▶ **Extrait de texte**:
_ _ _ _ _
©Screenshot conférence IPW

Présente dans la sphère artistique depuis plusieurs années, Deborah de Robertis est une artiste luxembourgeoise qui réalise des performances et des vidéos, mettant son corps en scène pour apporter un point de vue féminin à des œuvres majeures.  

On vous considère comme une artiste et féministe engagée, qu’en pensez-vous?  

« On dit souvent que je suis une « artiste féministe ». Or, je distingue l’artiste et la  féministe. Bien sûr, en tant que femme je suis profondément féministe, mais en tant qu’artiste je suis engagée sur un autre terrain. 

La position la plus féministe qu’il soit est de mettre en avant le fait d’être simplement artiste. Et en ce sens avoir les mêmes droits qu’un homme. L’art, en tout cas le mien, va au-delà du militantisme en tant que tel. Mon travail est de penser la forme, de créer. L’art n’est pas militant, il est politique.

À mes yeux c’est d’autant plus important en tant que « femme artiste » qui travaille avec son corps de se positionner en mettant l’accent sur la forme, car le regard de la société se focalise sur le corps. Comme si l’aspect pictural, plastique, la composition, ces éléments majeurs dans la création d’une image, n’existaient pas. Pourtant, ces choix esthétiques et conceptuels font « œuvre » et donnent toute sa puissance à mon geste. Si j’avais exposé mon sexe dans ma salle de bain au réveil en prenant une photo avec mon téléphone, je ne pense pas que cette image aurait fait le tour du monde. J’ai également noté que l’on réduit le travail d’une artiste uniquement à son militantisme. C’est une façon de me dire que je ne suis pas artiste, ce n’est pas féministe. » 

Il est donc important pour vous de séparer l’art et le féminisme ?
_ _ _ _ _
▶ **Le listing**:

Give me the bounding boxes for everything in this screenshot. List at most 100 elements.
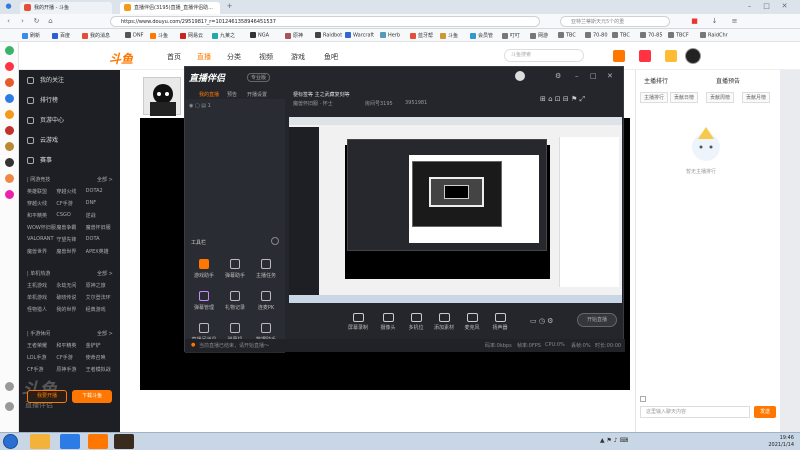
menu-item-esports[interactable]: 赛事	[27, 155, 52, 164]
sidebar-app-icon[interactable]	[5, 174, 14, 183]
new-tab-icon[interactable]: +	[225, 2, 234, 11]
game-link[interactable]: 穿越火线	[27, 200, 56, 207]
download-app-icon[interactable]	[639, 50, 651, 62]
sidebar-app-icon[interactable]	[5, 94, 14, 103]
sidebar-app-icon[interactable]	[5, 62, 14, 71]
bookmark-item[interactable]: 百度	[52, 32, 70, 39]
chat-tab[interactable]: 主播排行	[640, 92, 669, 103]
game-link[interactable]: 王者荣耀	[27, 342, 56, 349]
tool-pk[interactable]: 连麦PK	[251, 291, 281, 311]
game-link[interactable]: 守望先锋	[56, 236, 85, 243]
game-link[interactable]: 怪物猎人	[27, 306, 56, 313]
rank-title[interactable]: 主播排行	[644, 76, 668, 85]
tool-gift-log[interactable]: 礼物记录	[220, 291, 250, 311]
game-link[interactable]: 经典游戏	[86, 306, 115, 313]
sidebar-trash-icon[interactable]	[5, 402, 14, 411]
nav-item[interactable]: 视频	[259, 52, 273, 62]
game-link[interactable]: 单机游戏	[27, 294, 56, 301]
game-link[interactable]: 永劫无间	[56, 282, 85, 289]
game-link[interactable]: 我的世界	[56, 306, 85, 313]
extension-icon[interactable]: ■	[690, 17, 699, 26]
game-link[interactable]: APEX英雄	[86, 248, 115, 255]
game-link[interactable]: 魔兽世界	[56, 248, 85, 255]
bookmark-item[interactable]: 九莱之	[212, 32, 235, 39]
taskbar-app-explorer[interactable]	[30, 434, 50, 449]
game-link[interactable]: 和平精英	[56, 342, 85, 349]
game-link[interactable]: 英雄联盟	[27, 188, 56, 195]
stream-preview[interactable]	[289, 117, 622, 303]
browser-tab-1[interactable]: 我的开播 - 斗鱼	[20, 2, 112, 14]
sidebar-app-icon[interactable]	[5, 142, 14, 151]
download-icon[interactable]: ↓	[710, 17, 719, 26]
game-link[interactable]: 破晓传说	[56, 294, 85, 301]
game-link[interactable]: 金铲铲	[86, 342, 115, 349]
menu-icon[interactable]: ≡	[730, 17, 739, 26]
nav-item[interactable]: 首页	[167, 52, 181, 62]
game-link[interactable]: 原神手游	[56, 366, 85, 373]
chat-tab[interactable]: 贡献月榜	[742, 92, 771, 103]
tool-host-tasks[interactable]: 主播任务	[251, 259, 281, 279]
taskbar-app-wow[interactable]	[114, 434, 134, 449]
tool-game-assistant[interactable]: 游戏助手	[189, 259, 219, 279]
game-link[interactable]: 魔兽怀旧服	[86, 224, 115, 231]
bookmark-item[interactable]: 70-85	[640, 32, 663, 39]
user-avatar[interactable]	[685, 48, 701, 64]
game-link[interactable]: 原神之旅	[86, 282, 115, 289]
url-input[interactable]: https://www.douyu.com/2951981?_r=1012461…	[110, 16, 540, 27]
ctrl-speaker[interactable]: 扬声器	[487, 313, 513, 331]
bookmark-item[interactable]: 刷新	[22, 32, 40, 39]
game-link[interactable]: CF手游	[56, 354, 85, 361]
section-more-link[interactable]: 全部 >	[97, 176, 113, 183]
message-icon[interactable]	[665, 50, 677, 62]
bookmark-item[interactable]: 70-80	[585, 32, 608, 39]
game-link[interactable]: 魔兽世界	[27, 248, 56, 255]
bookmark-item[interactable]: Warcraft	[345, 32, 374, 39]
bookmark-item[interactable]: 蓝牙帮	[410, 32, 433, 39]
ctrl-add-source[interactable]: 添加素材	[431, 313, 457, 331]
close-icon[interactable]: ✕	[607, 72, 613, 80]
minimize-icon[interactable]: –	[745, 2, 754, 11]
section-more-link[interactable]: 全部 >	[97, 270, 113, 277]
section-more-link[interactable]: 全部 >	[97, 330, 113, 337]
chat-input[interactable]: 这里输入聊天内容	[640, 406, 750, 418]
minimize-icon[interactable]: –	[575, 72, 579, 80]
browser-tab-2[interactable]: 直播伴侣(3195)直播_直播伴侣助...	[120, 2, 220, 14]
menu-item-rank[interactable]: 排行榜	[27, 95, 58, 104]
game-link[interactable]: LOL手游	[27, 354, 56, 361]
bookmark-item[interactable]: 叮叮	[502, 32, 520, 39]
clock[interactable]: 19:46 2021/1/14	[768, 435, 794, 449]
home-icon[interactable]: ⌂	[46, 17, 55, 26]
browser-logo-icon[interactable]: ●	[4, 2, 13, 11]
bookmark-item[interactable]: 会员管	[470, 32, 493, 39]
menu-item-cloudgame[interactable]: 云游戏	[27, 135, 58, 144]
game-link[interactable]: DOTA	[86, 236, 115, 243]
tool-danmaku-manage[interactable]: 弹幕管理	[189, 291, 219, 311]
bookmark-item[interactable]: 斗鱼	[150, 32, 168, 39]
sidebar-app-icon[interactable]	[5, 78, 14, 87]
sidebar-app-icon[interactable]	[5, 190, 14, 199]
maximize-icon[interactable]: □	[590, 72, 597, 80]
tab-my-live[interactable]: 我的直播	[199, 91, 219, 98]
download-button[interactable]: 下载斗鱼	[72, 390, 112, 403]
tab-preview[interactable]: 预告	[227, 91, 237, 98]
settings-icon[interactable]: ⚙	[555, 72, 561, 80]
bookmark-item[interactable]: 网易云	[180, 32, 203, 39]
forward-icon[interactable]: ›	[18, 17, 27, 26]
chat-tab[interactable]: 贡献周榜	[706, 92, 735, 103]
game-link[interactable]: 艾尔登法环	[86, 294, 115, 301]
ctrl-screen-capture[interactable]: 屏幕录制	[345, 313, 371, 331]
bookmark-item[interactable]: 网游	[530, 32, 548, 39]
sidebar-app-icon[interactable]	[5, 46, 14, 55]
game-link[interactable]: CF手游	[27, 366, 56, 373]
bookmark-item[interactable]: 原神	[285, 32, 303, 39]
go-live-button[interactable]: 我要开播	[27, 390, 67, 403]
ctrl-camera[interactable]: 摄像头	[375, 313, 401, 331]
site-search-input[interactable]: 斗鱼搜索	[504, 49, 584, 62]
taskbar-app-browser[interactable]	[60, 434, 80, 449]
game-link[interactable]: DNF	[86, 200, 115, 207]
bookmark-item[interactable]: 斗鱼	[440, 32, 458, 39]
bookmark-item[interactable]: Herb	[380, 32, 400, 39]
game-link[interactable]: CF手游	[56, 200, 85, 207]
game-link[interactable]: 和平精英	[27, 212, 56, 219]
bookmark-item[interactable]: TBCF	[668, 32, 689, 39]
_ _ _ _ _
▶ **Défis à relever**:
**1)** Restituez intégralement, sans la moindre modification, l'entretien avec Deborah de Robertis.
**2)** Recopiez à l'identique les lignes du listing, de la ligne contenant « 155, 52, 164] » jusqu'à celle contenant « 342, 56, 349] », ces deux lignes comprises, et rien d'autre.

▶ **Réponses rédigées**:
**1)**
©Screenshot conférence IPW

Présente dans la sphère artistique depuis plusieurs années, Deborah de Robertis est une artiste luxembourgeoise qui réalise des performances et des vidéos, mettant son corps en scène pour apporter un point de vue féminin à des œuvres majeures.  

On vous considère comme une artiste et féministe engagée, qu’en pensez-vous?  

« On dit souvent que je suis une « artiste féministe ». Or, je distingue l’artiste et la  féministe. Bien sûr, en tant que femme je suis profondément féministe, mais en tant qu’artiste je suis engagée sur un autre terrain. 

La position la plus féministe qu’il soit est de mettre en avant le fait d’être simplement artiste. Et en ce sens avoir les mêmes droits qu’un homme. L’art, en tout cas le mien, va au-delà du militantisme en tant que tel. Mon travail est de penser la forme, de créer. L’art n’est pas militant, il est politique.

À mes yeux c’est d’autant plus important en tant que « femme artiste » qui travaille avec son corps de se positionner en mettant l’accent sur la forme, car le regard de la société se focalise sur le corps. Comme si l’aspect pictural, plastique, la composition, ces éléments majeurs dans la création d’une image, n’existaient pas. Pourtant, ces choix esthétiques et conceptuels font « œuvre » et donnent toute sa puissance à mon geste. Si j’avais exposé mon sexe dans ma salle de bain au réveil en prenant une photo avec mon téléphone, je ne pense pas que cette image aurait fait le tour du monde. J’ai également noté que l’on réduit le travail d’une artiste uniquement à son militantisme. C’est une façon de me dire que je ne suis pas artiste, ce n’est pas féministe. » 

Il est donc important pour vous de séparer l’art et le féminisme ?

**2)**
menu-item-esports[interactable]: 赛事	[27, 155, 52, 164]
sidebar-app-icon[interactable]	[5, 174, 14, 183]
new-tab-icon[interactable]: +	[225, 2, 234, 11]
game-link[interactable]: 穿越火线	[27, 200, 56, 207]
download-app-icon[interactable]	[639, 50, 651, 62]
sidebar-app-icon[interactable]	[5, 94, 14, 103]
sidebar-app-icon[interactable]	[5, 62, 14, 71]
bookmark-item[interactable]: 百度	[52, 32, 70, 39]
chat-tab[interactable]: 主播排行	[640, 92, 669, 103]
game-link[interactable]: 王者荣耀	[27, 342, 56, 349]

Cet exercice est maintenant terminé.